After all the good info, will ask one more question. Don't want to build a jig to cut handles, was just thinking of cleats on two sides, "glued and screwed." Seems the fastest and most painless?


----------



## Gumpy (Mar 30, 2016)

exmar said:


> After all the good info, will ask one more question. Don't want to build a jig to cut handles, was just thinking of cleats on two sides, "glued and screwed." Seems the fastest and most painless?


That's what I've been doing. Glue and staples. Front and rear only. Spaced from the top using a 1x4 so they are all the same location. Only downside I have had is the insulation I put around the hives was not snug up against the hive being it was held away by the 3/4" cleats. Next year I'll figure out a way to remedy that.


----------



## aunt betty (May 4, 2015)

After I'd built quite a few boxes (rabbet corners) with handles made from the waste rips I discovered that I needed them rips for feeder shims, entrance reducers, bottom boards etc.
That's when I had to figure out how to cut handles. It's easy and the jig is fairly easy to figure out. 
Once I started cutting handles I was delighted. It's fun, easy, plus you get to smell that lovely smell you get when you're plunge cutting pine. I'll never go back to using glued and screwed on handles. As mentioned above they mess up a good wrap and insulate job.


This is what I do and it's not OSHA-friendly. 
If anyone is interested I'd make a video and teach y'all how to build the jig and show mine.


----------



## nchvac (Sep 5, 2015)

Gumpy said:


> That's what I've been doing. Glue and staples. Front and rear only. Spaced from the top using a 1x4 so they are all the same location. Only downside I have had is the insulation I put around the hives was not snug up against the hive being it was held away by the 3/4" cleats. Next year I'll figure out a way to remedy that.


I think a lot of times folks don't understand insulation. Air is a great insulator, in fact when one uses fiberglass batting type insulation (like used in walls of houses and some attics), what is really doing the insulating is the air in between the fibers, not the fibers themselves. Same thing goes with a brick house- you have brick on the outside, about 4inches or so of air and then the interior wall construction, so you have a better R Value mostly due to the dead air because brick transfers heat quite readily. Same thing goes with storm windows- It isn't that extra piece of glass that is insulating, it is the dead air between the two pieces of glass. Otherwise you could just use one piece of glass twice the thickness and achieve the same R value. 

What I am getting at is if you are concerned about the air gap that the wooden handle creates, well that is really better insulation AS LONG AS when you install the insulation wrap you are not compressing it in the handle area by pulling it too tight, and the offset of the insulation isn't causing a leak somewhere that air can infiltrate. And in thinking about it, even if you do compress the insulation around the handle, you still have an inch or so extra wood in that area so you have a thicker wall which will conduct less heat or at least conduct the heat less quickly.

•••••

> Written request
Can you condense the paragraph of the beehive handle thread that begins "I think a lot of times folks" into a short bulleted list that keeps its main facts? Rely only on the beehive handle thread above.

> Given information

•••••

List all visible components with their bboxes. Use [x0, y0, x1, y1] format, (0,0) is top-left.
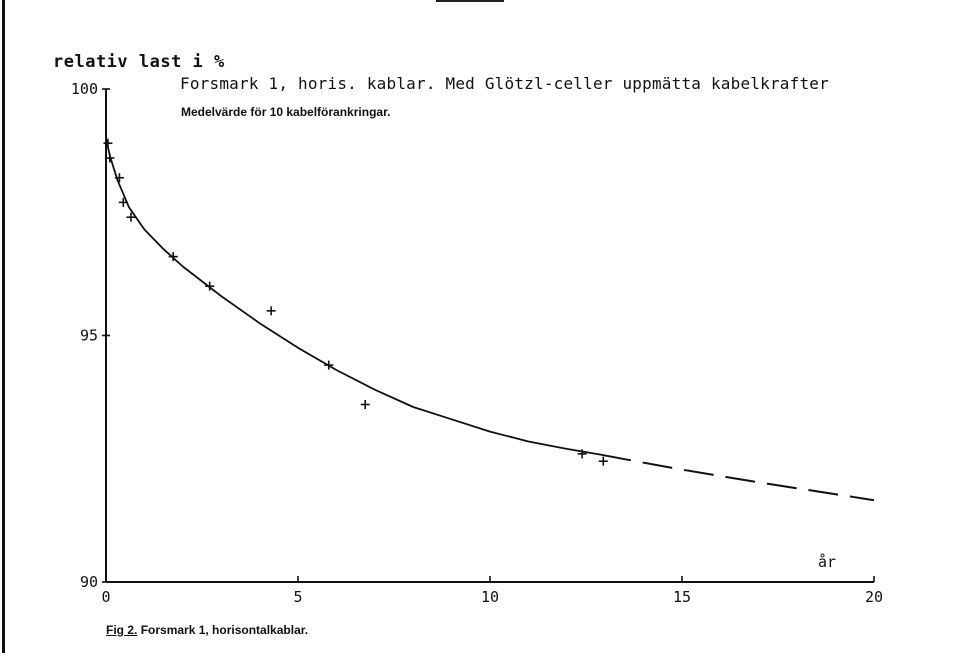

•••••

> Worked answer
- Air is a great insulator.
- In fiberglass batting insulation, the air between the fibers does the insulating, not the fibers.
- A brick house has brick outside, about 4 inches of air, then the interior wall. Its better R value comes mostly from that dead air, since brick transfers heat readily.
- In storm windows, the dead air between the two panes insulates, not the extra glass. Otherwise a single pane twice as thick would give the same R value.